→ **AIM**:
Copy out the listing that follows exactly, dropping every picture.

--

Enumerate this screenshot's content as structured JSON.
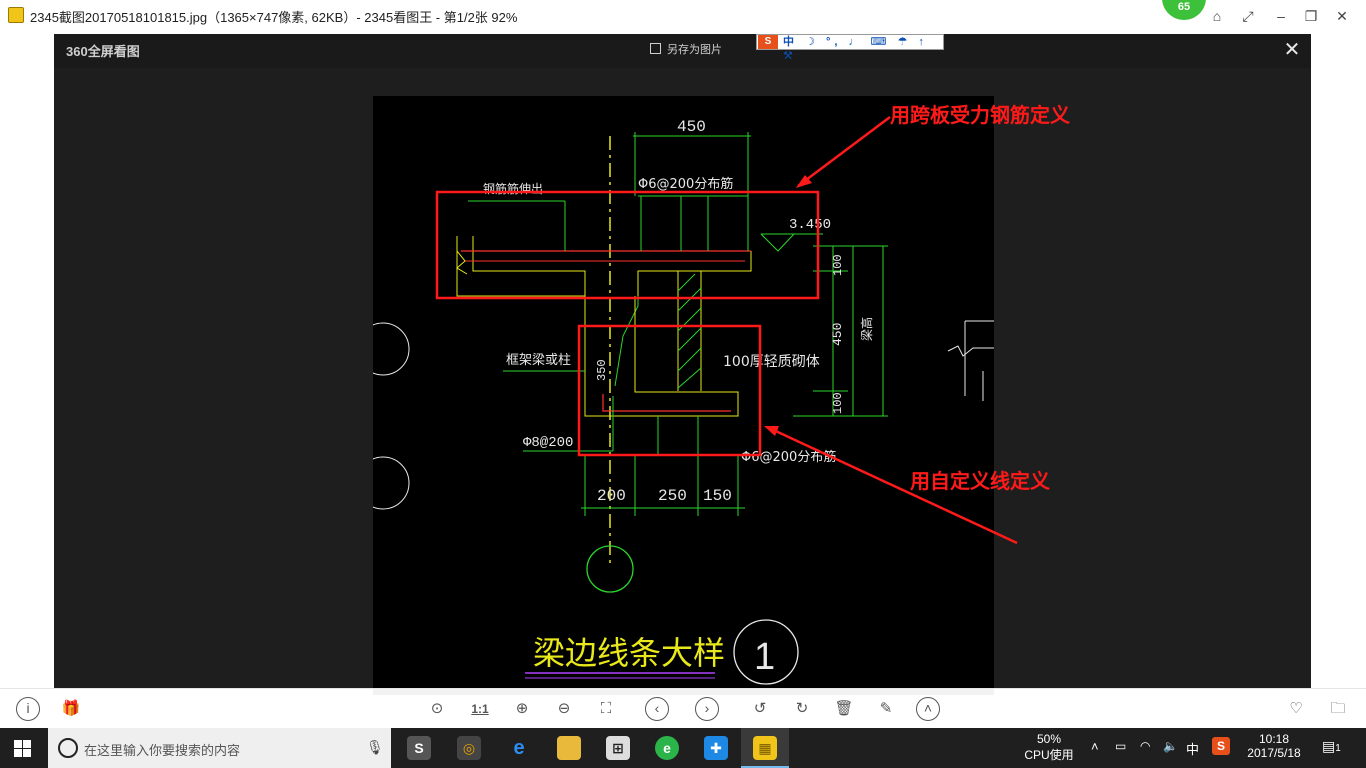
{
  "window": {
    "title": "2345截图20170518101815.jpg（1365×747像素, 62KB）- 2345看图王 - 第1/2张 92%",
    "badge_value": "65",
    "buttons": [
      "skin",
      "fullscreen",
      "minimize",
      "restore",
      "close"
    ]
  },
  "viewer": {
    "logo": "360全屏看图",
    "save_as": "另存为图片",
    "close_glyph": "✕",
    "ime_brand": "S",
    "ime_lang": "中",
    "ime_tools": "☽ °, ♩ ⌨ ☂ ↑ ⚒"
  },
  "drawing": {
    "dim_top": "450",
    "rebar_top": "Φ6@200分布筋",
    "label_top_left": "钢筋筋伸出",
    "elevation": "3.450",
    "dim_right_100a": "100",
    "dim_right_450": "450",
    "dim_right_beam": "梁高",
    "dim_right_100b": "100",
    "frame_label": "框架梁或柱",
    "dim_350": "350",
    "wall_label": "100厚轻质砌体",
    "rebar_left": "Φ8@200",
    "rebar_bottom": "Φ6@200分布筋",
    "dim_bottom": [
      "200",
      "250",
      "150"
    ],
    "title": "梁边线条大样",
    "number": "1",
    "annotation_top": "用跨板受力钢筋定义",
    "annotation_bottom": "用自定义线定义",
    "accent_red": "#ff1a1a",
    "cad_green": "#2bd62b",
    "cad_yellow": "#e8e81a"
  },
  "toolbar": {
    "left_icons": [
      "info-icon",
      "gift-icon"
    ],
    "center_icons": [
      "mouse-icon",
      "actual-size-icon",
      "zoom-in-icon",
      "zoom-out-icon",
      "fit-icon",
      "prev-icon",
      "next-icon",
      "rotate-left-icon",
      "rotate-right-icon",
      "delete-icon",
      "edit-icon",
      "more-icon"
    ],
    "actual_size_label": "1:1",
    "right_icons": [
      "favorite-icon",
      "folder-icon"
    ]
  },
  "taskbar": {
    "search_placeholder": "在这里输入你要搜索的内容",
    "cpu_percent": "50%",
    "cpu_label": "CPU使用",
    "ime": "中",
    "time": "10:18",
    "date": "2017/5/18",
    "notification_count": "1"
  }
}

--

→ **TASK RESPONSE**:
Enumerate this screenshot's content as structured JSON.
{
  "window": {
    "title": "2345截图20170518101815.jpg（1365×747像素, 62KB）- 2345看图王 - 第1/2张 92%",
    "badge_value": "65",
    "buttons": [
      "skin",
      "fullscreen",
      "minimize",
      "restore",
      "close"
    ]
  },
  "viewer": {
    "logo": "360全屏看图",
    "save_as": "另存为图片",
    "close_glyph": "✕",
    "ime_brand": "S",
    "ime_lang": "中",
    "ime_tools": "☽ °, ♩ ⌨ ☂ ↑ ⚒"
  },
  "drawing": {
    "dim_top": "450",
    "rebar_top": "Φ6@200分布筋",
    "label_top_left": "钢筋筋伸出",
    "elevation": "3.450",
    "dim_right_100a": "100",
    "dim_right_450": "450",
    "dim_right_beam": "梁高",
    "dim_right_100b": "100",
    "frame_label": "框架梁或柱",
    "dim_350": "350",
    "wall_label": "100厚轻质砌体",
    "rebar_left": "Φ8@200",
    "rebar_bottom": "Φ6@200分布筋",
    "dim_bottom": [
      "200",
      "250",
      "150"
    ],
    "title": "梁边线条大样",
    "number": "1",
    "annotation_top": "用跨板受力钢筋定义",
    "annotation_bottom": "用自定义线定义",
    "accent_red": "#ff1a1a",
    "cad_green": "#2bd62b",
    "cad_yellow": "#e8e81a"
  },
  "toolbar": {
    "left_icons": [
      "info-icon",
      "gift-icon"
    ],
    "center_icons": [
      "mouse-icon",
      "actual-size-icon",
      "zoom-in-icon",
      "zoom-out-icon",
      "fit-icon",
      "prev-icon",
      "next-icon",
      "rotate-left-icon",
      "rotate-right-icon",
      "delete-icon",
      "edit-icon",
      "more-icon"
    ],
    "actual_size_label": "1:1",
    "right_icons": [
      "favorite-icon",
      "folder-icon"
    ]
  },
  "taskbar": {
    "search_placeholder": "在这里输入你要搜索的内容",
    "cpu_percent": "50%",
    "cpu_label": "CPU使用",
    "ime": "中",
    "time": "10:18",
    "date": "2017/5/18",
    "notification_count": "1"
  }
}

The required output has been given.